▸ What is being asked:
The entries that follow should be repeated exactly, with no pictures kept.

(Data tied to figure images)
——————————

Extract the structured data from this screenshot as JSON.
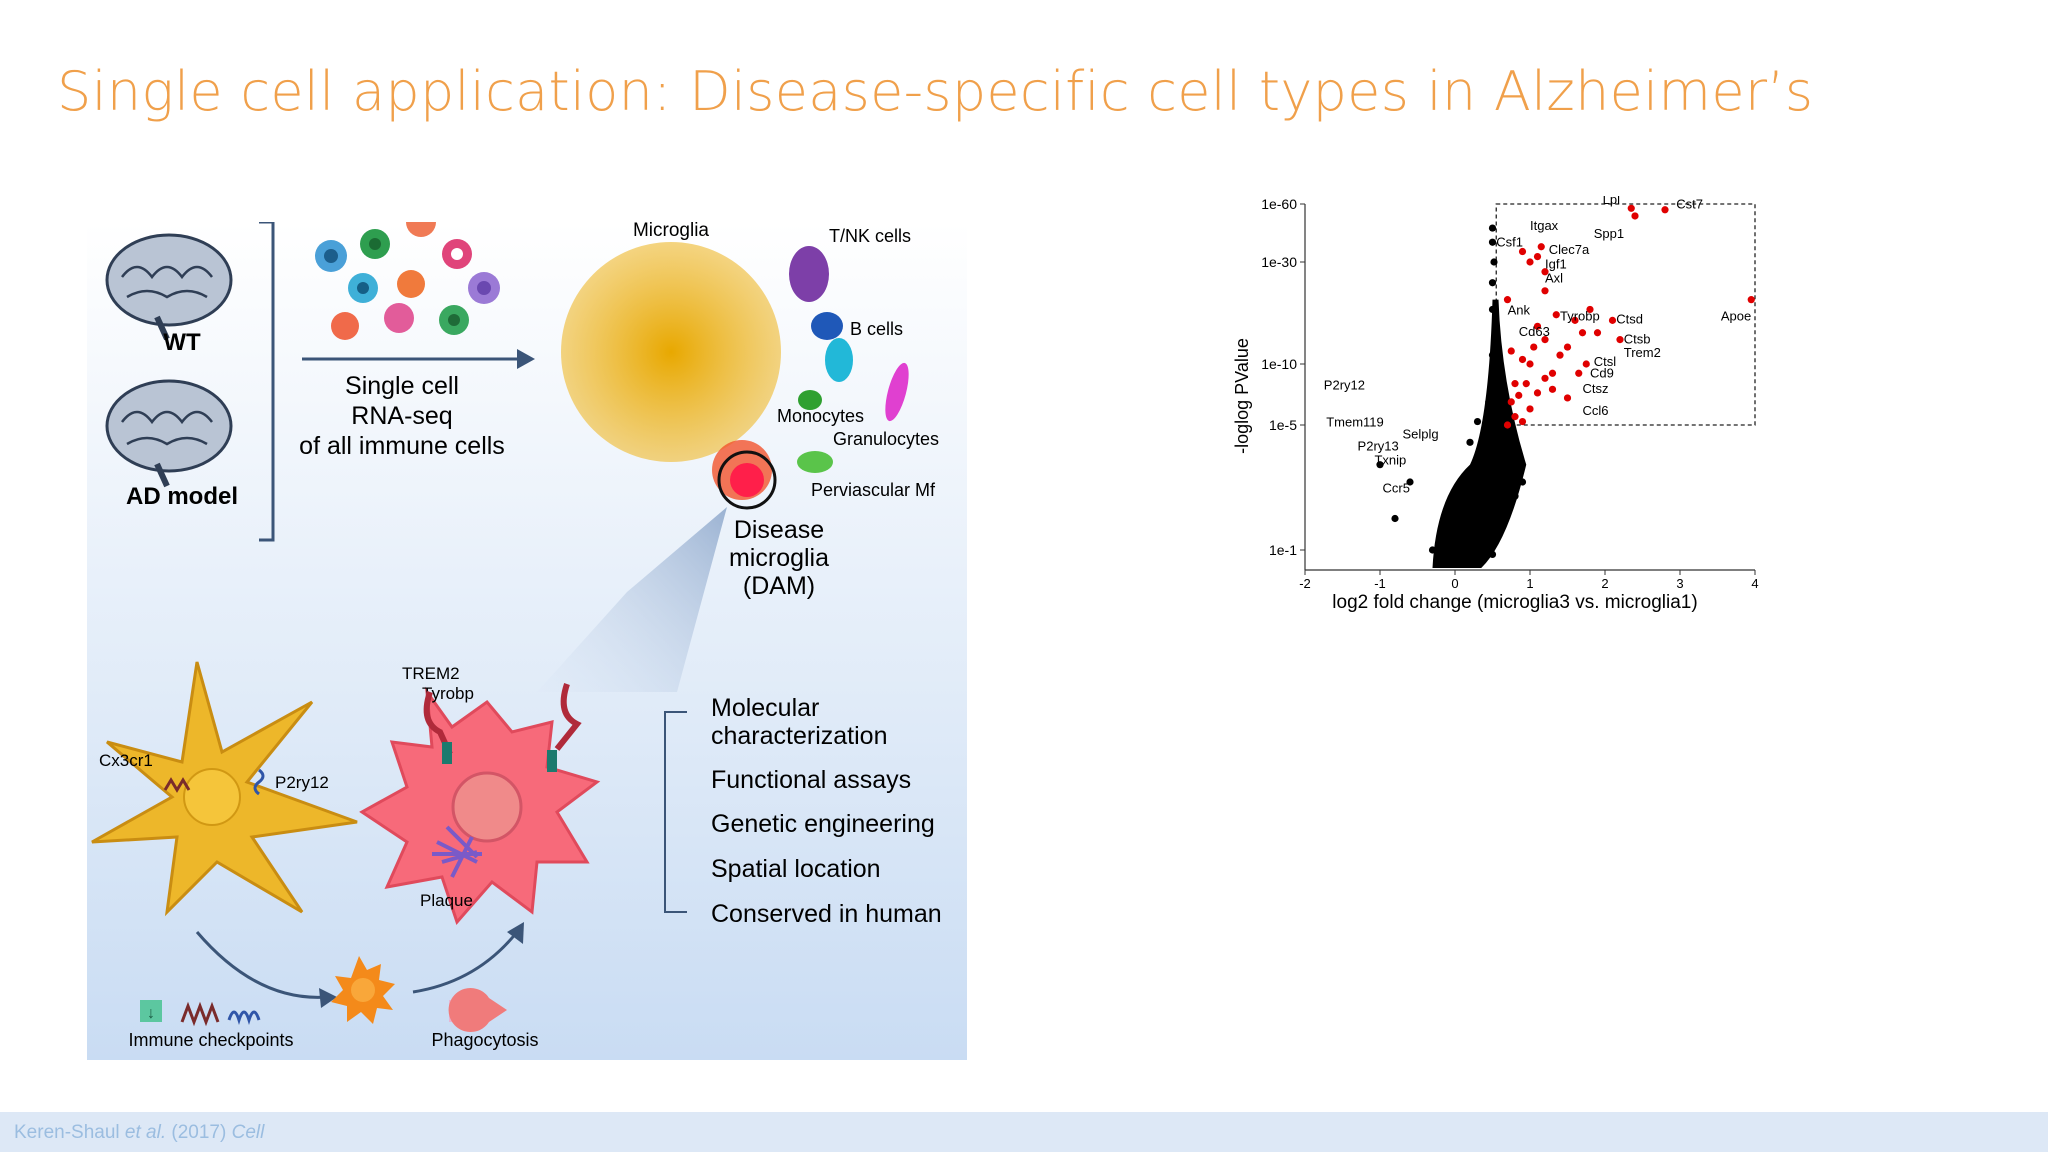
{
  "slide": {
    "title": "Single cell application: Disease-specific cell types in Alzheimer’s",
    "title_color": "#f0a04b",
    "citation_author": "Keren-Shaul ",
    "citation_etal": "et al.",
    "citation_year": " (2017) ",
    "citation_journal": "Cell"
  },
  "figure": {
    "wt_label": "WT",
    "ad_label": "AD model",
    "scrnaseq_lines": [
      "Single cell",
      "RNA-seq",
      "of all immune cells"
    ],
    "clusters": {
      "microglia": "Microglia",
      "tnk": "T/NK cells",
      "bcells": "B cells",
      "monocytes": "Monocytes",
      "granulocytes": "Granulocytes",
      "perivascular": "Perviascular Mf"
    },
    "dam_lines": [
      "Disease",
      "microglia",
      "(DAM)"
    ],
    "trem2": "TREM2",
    "tyrobp": "Tyrobp",
    "cx3cr1": "Cx3cr1",
    "p2ry12": "P2ry12",
    "plaque": "Plaque",
    "immune_checkpoints": "Immune checkpoints",
    "phagocytosis": "Phagocytosis",
    "characterization": [
      [
        "Molecular",
        "characterization"
      ],
      [
        "Functional assays"
      ],
      [
        "Genetic engineering"
      ],
      [
        "Spatial location"
      ],
      [
        "Conserved in human"
      ]
    ]
  },
  "chart_data": {
    "type": "scatter",
    "title": "",
    "xlabel": "log2 fold change (microglia3 vs. microglia1)",
    "ylabel": "-loglog PValue",
    "xlim": [
      -2,
      4
    ],
    "x_ticks": [
      "-2",
      "-1",
      "0",
      "1",
      "2",
      "3",
      "4"
    ],
    "y_ticks": [
      "1e-1",
      "1e-5",
      "1e-10",
      "1e-30",
      "1e-60"
    ],
    "highlight_box": {
      "x": [
        0.55,
        4.0
      ],
      "y_from": "1e-5",
      "y_to": "1e-60"
    },
    "series": [
      {
        "color": "#000000",
        "points": [
          [
            -0.1,
            0.5
          ],
          [
            0.1,
            0.6
          ],
          [
            0.3,
            0.7
          ],
          [
            0.5,
            0.8
          ],
          [
            0.2,
            1.2
          ],
          [
            0.4,
            1.4
          ],
          [
            0.6,
            1.6
          ],
          [
            0.1,
            1.0
          ],
          [
            0.8,
            2.0
          ],
          [
            0.5,
            2.2
          ],
          [
            0.3,
            1.8
          ],
          [
            0.7,
            2.6
          ],
          [
            0.9,
            2.4
          ],
          [
            0.45,
            2.9
          ],
          [
            0.6,
            3.2
          ],
          [
            0.35,
            3.4
          ],
          [
            0.5,
            3.8
          ],
          [
            0.2,
            4.0
          ],
          [
            0.4,
            4.4
          ],
          [
            0.55,
            4.8
          ],
          [
            0.3,
            5.2
          ],
          [
            0.5,
            5.6
          ],
          [
            0.45,
            6.5
          ],
          [
            0.5,
            7.5
          ],
          [
            0.5,
            8.5
          ],
          [
            0.52,
            9.5
          ],
          [
            0.5,
            11
          ],
          [
            0.55,
            14
          ],
          [
            0.5,
            18
          ],
          [
            0.5,
            24
          ],
          [
            0.52,
            30
          ],
          [
            0.5,
            38
          ],
          [
            0.5,
            45
          ],
          [
            -0.3,
            1.0
          ],
          [
            -0.2,
            0.8
          ],
          [
            0.0,
            0.4
          ],
          [
            -1.0,
            3.0
          ],
          [
            -0.6,
            2.4
          ],
          [
            -0.8,
            1.5
          ]
        ]
      },
      {
        "color": "#e00000",
        "points": [
          [
            0.7,
            5.0
          ],
          [
            0.8,
            5.5
          ],
          [
            0.9,
            5.2
          ],
          [
            1.0,
            6.0
          ],
          [
            0.75,
            6.5
          ],
          [
            0.85,
            7.0
          ],
          [
            1.1,
            7.2
          ],
          [
            0.95,
            8.0
          ],
          [
            1.2,
            8.5
          ],
          [
            1.3,
            9.0
          ],
          [
            1.0,
            10.0
          ],
          [
            1.4,
            11.0
          ],
          [
            1.5,
            12.0
          ],
          [
            1.2,
            13.0
          ],
          [
            1.7,
            14.0
          ],
          [
            1.1,
            15.0
          ],
          [
            1.6,
            16.0
          ],
          [
            1.8,
            18.0
          ],
          [
            0.7,
            20.0
          ],
          [
            1.2,
            22.0
          ],
          [
            1.0,
            30.0
          ],
          [
            1.1,
            32.0
          ],
          [
            0.9,
            34.0
          ],
          [
            1.15,
            36.0
          ],
          [
            2.35,
            57.0
          ],
          [
            2.8,
            56.0
          ],
          [
            2.4,
            52.0
          ],
          [
            1.2,
            27.0
          ],
          [
            1.35,
            17.0
          ],
          [
            2.1,
            16.0
          ],
          [
            2.2,
            13.0
          ],
          [
            1.9,
            14.0
          ],
          [
            1.75,
            10.0
          ],
          [
            1.65,
            9.0
          ],
          [
            1.3,
            7.5
          ],
          [
            1.5,
            6.8
          ],
          [
            0.8,
            8.0
          ],
          [
            0.9,
            10.5
          ],
          [
            1.05,
            12.0
          ],
          [
            0.75,
            11.5
          ],
          [
            3.95,
            20.0
          ]
        ]
      }
    ],
    "gene_labels": [
      {
        "text": "Lpl",
        "x": 2.35,
        "y": "1e-60"
      },
      {
        "text": "Cst7",
        "x": 2.8,
        "y": "1e-60"
      },
      {
        "text": "Itgax",
        "x": 1.15,
        "y": "1e-30"
      },
      {
        "text": "Spp1",
        "x": 2.4,
        "y": "1e-30"
      },
      {
        "text": "Csf1",
        "x": 0.9,
        "y": "1e-30"
      },
      {
        "text": "Clec7a",
        "x": 1.2,
        "y": "1e-30"
      },
      {
        "text": "Igf1",
        "x": 1.1,
        "y": "1e-30"
      },
      {
        "text": "Axl",
        "x": 1.1,
        "y": "1e-30"
      },
      {
        "text": "Ank",
        "x": 1.0,
        "y": "1e-10"
      },
      {
        "text": "Tyrobp",
        "x": 1.35,
        "y": "1e-10"
      },
      {
        "text": "Ctsd",
        "x": 2.1,
        "y": "1e-10"
      },
      {
        "text": "Cd63",
        "x": 1.0,
        "y": "1e-10"
      },
      {
        "text": "Ctsb",
        "x": 2.2,
        "y": "1e-10"
      },
      {
        "text": "Apoe",
        "x": 3.95,
        "y": "1e-10"
      },
      {
        "text": "Trem2",
        "x": 1.9,
        "y": "1e-10"
      },
      {
        "text": "Ctsl",
        "x": 1.75,
        "y": "1e-10"
      },
      {
        "text": "Cd9",
        "x": 1.65,
        "y": "1e-10"
      },
      {
        "text": "Ctsz",
        "x": 1.5,
        "y": "1e-5"
      },
      {
        "text": "Ccl6",
        "x": 1.3,
        "y": "1e-5"
      },
      {
        "text": "P2ry12",
        "x": -1.2,
        "y": "1e-5"
      },
      {
        "text": "Tmem119",
        "x": -0.9,
        "y": "1e-5"
      },
      {
        "text": "Selplg",
        "x": -0.75,
        "y": "1e-5"
      },
      {
        "text": "P2ry13",
        "x": -0.8,
        "y": "1e-5"
      },
      {
        "text": "Txnip",
        "x": -0.6,
        "y": "1e-5"
      },
      {
        "text": "Ccr5",
        "x": -0.55,
        "y": "1e-1"
      }
    ]
  }
}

——————————

▸ Response to the task:
Extract the structured data from this screenshot as JSON.
{
  "slide": {
    "title": "Single cell application: Disease-specific cell types in Alzheimer’s",
    "title_color": "#f0a04b",
    "citation_author": "Keren-Shaul ",
    "citation_etal": "et al.",
    "citation_year": " (2017) ",
    "citation_journal": "Cell"
  },
  "figure": {
    "wt_label": "WT",
    "ad_label": "AD model",
    "scrnaseq_lines": [
      "Single cell",
      "RNA-seq",
      "of all immune cells"
    ],
    "clusters": {
      "microglia": "Microglia",
      "tnk": "T/NK cells",
      "bcells": "B cells",
      "monocytes": "Monocytes",
      "granulocytes": "Granulocytes",
      "perivascular": "Perviascular Mf"
    },
    "dam_lines": [
      "Disease",
      "microglia",
      "(DAM)"
    ],
    "trem2": "TREM2",
    "tyrobp": "Tyrobp",
    "cx3cr1": "Cx3cr1",
    "p2ry12": "P2ry12",
    "plaque": "Plaque",
    "immune_checkpoints": "Immune checkpoints",
    "phagocytosis": "Phagocytosis",
    "characterization": [
      [
        "Molecular",
        "characterization"
      ],
      [
        "Functional assays"
      ],
      [
        "Genetic engineering"
      ],
      [
        "Spatial location"
      ],
      [
        "Conserved in human"
      ]
    ]
  },
  "chart_data": {
    "type": "scatter",
    "title": "",
    "xlabel": "log2 fold change (microglia3 vs. microglia1)",
    "ylabel": "-loglog PValue",
    "xlim": [
      -2,
      4
    ],
    "x_ticks": [
      "-2",
      "-1",
      "0",
      "1",
      "2",
      "3",
      "4"
    ],
    "y_ticks": [
      "1e-1",
      "1e-5",
      "1e-10",
      "1e-30",
      "1e-60"
    ],
    "highlight_box": {
      "x": [
        0.55,
        4.0
      ],
      "y_from": "1e-5",
      "y_to": "1e-60"
    },
    "series": [
      {
        "color": "#000000",
        "points": [
          [
            -0.1,
            0.5
          ],
          [
            0.1,
            0.6
          ],
          [
            0.3,
            0.7
          ],
          [
            0.5,
            0.8
          ],
          [
            0.2,
            1.2
          ],
          [
            0.4,
            1.4
          ],
          [
            0.6,
            1.6
          ],
          [
            0.1,
            1.0
          ],
          [
            0.8,
            2.0
          ],
          [
            0.5,
            2.2
          ],
          [
            0.3,
            1.8
          ],
          [
            0.7,
            2.6
          ],
          [
            0.9,
            2.4
          ],
          [
            0.45,
            2.9
          ],
          [
            0.6,
            3.2
          ],
          [
            0.35,
            3.4
          ],
          [
            0.5,
            3.8
          ],
          [
            0.2,
            4.0
          ],
          [
            0.4,
            4.4
          ],
          [
            0.55,
            4.8
          ],
          [
            0.3,
            5.2
          ],
          [
            0.5,
            5.6
          ],
          [
            0.45,
            6.5
          ],
          [
            0.5,
            7.5
          ],
          [
            0.5,
            8.5
          ],
          [
            0.52,
            9.5
          ],
          [
            0.5,
            11
          ],
          [
            0.55,
            14
          ],
          [
            0.5,
            18
          ],
          [
            0.5,
            24
          ],
          [
            0.52,
            30
          ],
          [
            0.5,
            38
          ],
          [
            0.5,
            45
          ],
          [
            -0.3,
            1.0
          ],
          [
            -0.2,
            0.8
          ],
          [
            0.0,
            0.4
          ],
          [
            -1.0,
            3.0
          ],
          [
            -0.6,
            2.4
          ],
          [
            -0.8,
            1.5
          ]
        ]
      },
      {
        "color": "#e00000",
        "points": [
          [
            0.7,
            5.0
          ],
          [
            0.8,
            5.5
          ],
          [
            0.9,
            5.2
          ],
          [
            1.0,
            6.0
          ],
          [
            0.75,
            6.5
          ],
          [
            0.85,
            7.0
          ],
          [
            1.1,
            7.2
          ],
          [
            0.95,
            8.0
          ],
          [
            1.2,
            8.5
          ],
          [
            1.3,
            9.0
          ],
          [
            1.0,
            10.0
          ],
          [
            1.4,
            11.0
          ],
          [
            1.5,
            12.0
          ],
          [
            1.2,
            13.0
          ],
          [
            1.7,
            14.0
          ],
          [
            1.1,
            15.0
          ],
          [
            1.6,
            16.0
          ],
          [
            1.8,
            18.0
          ],
          [
            0.7,
            20.0
          ],
          [
            1.2,
            22.0
          ],
          [
            1.0,
            30.0
          ],
          [
            1.1,
            32.0
          ],
          [
            0.9,
            34.0
          ],
          [
            1.15,
            36.0
          ],
          [
            2.35,
            57.0
          ],
          [
            2.8,
            56.0
          ],
          [
            2.4,
            52.0
          ],
          [
            1.2,
            27.0
          ],
          [
            1.35,
            17.0
          ],
          [
            2.1,
            16.0
          ],
          [
            2.2,
            13.0
          ],
          [
            1.9,
            14.0
          ],
          [
            1.75,
            10.0
          ],
          [
            1.65,
            9.0
          ],
          [
            1.3,
            7.5
          ],
          [
            1.5,
            6.8
          ],
          [
            0.8,
            8.0
          ],
          [
            0.9,
            10.5
          ],
          [
            1.05,
            12.0
          ],
          [
            0.75,
            11.5
          ],
          [
            3.95,
            20.0
          ]
        ]
      }
    ],
    "gene_labels": [
      {
        "text": "Lpl",
        "x": 2.35,
        "y": "1e-60"
      },
      {
        "text": "Cst7",
        "x": 2.8,
        "y": "1e-60"
      },
      {
        "text": "Itgax",
        "x": 1.15,
        "y": "1e-30"
      },
      {
        "text": "Spp1",
        "x": 2.4,
        "y": "1e-30"
      },
      {
        "text": "Csf1",
        "x": 0.9,
        "y": "1e-30"
      },
      {
        "text": "Clec7a",
        "x": 1.2,
        "y": "1e-30"
      },
      {
        "text": "Igf1",
        "x": 1.1,
        "y": "1e-30"
      },
      {
        "text": "Axl",
        "x": 1.1,
        "y": "1e-30"
      },
      {
        "text": "Ank",
        "x": 1.0,
        "y": "1e-10"
      },
      {
        "text": "Tyrobp",
        "x": 1.35,
        "y": "1e-10"
      },
      {
        "text": "Ctsd",
        "x": 2.1,
        "y": "1e-10"
      },
      {
        "text": "Cd63",
        "x": 1.0,
        "y": "1e-10"
      },
      {
        "text": "Ctsb",
        "x": 2.2,
        "y": "1e-10"
      },
      {
        "text": "Apoe",
        "x": 3.95,
        "y": "1e-10"
      },
      {
        "text": "Trem2",
        "x": 1.9,
        "y": "1e-10"
      },
      {
        "text": "Ctsl",
        "x": 1.75,
        "y": "1e-10"
      },
      {
        "text": "Cd9",
        "x": 1.65,
        "y": "1e-10"
      },
      {
        "text": "Ctsz",
        "x": 1.5,
        "y": "1e-5"
      },
      {
        "text": "Ccl6",
        "x": 1.3,
        "y": "1e-5"
      },
      {
        "text": "P2ry12",
        "x": -1.2,
        "y": "1e-5"
      },
      {
        "text": "Tmem119",
        "x": -0.9,
        "y": "1e-5"
      },
      {
        "text": "Selplg",
        "x": -0.75,
        "y": "1e-5"
      },
      {
        "text": "P2ry13",
        "x": -0.8,
        "y": "1e-5"
      },
      {
        "text": "Txnip",
        "x": -0.6,
        "y": "1e-5"
      },
      {
        "text": "Ccr5",
        "x": -0.55,
        "y": "1e-1"
      }
    ]
  }
}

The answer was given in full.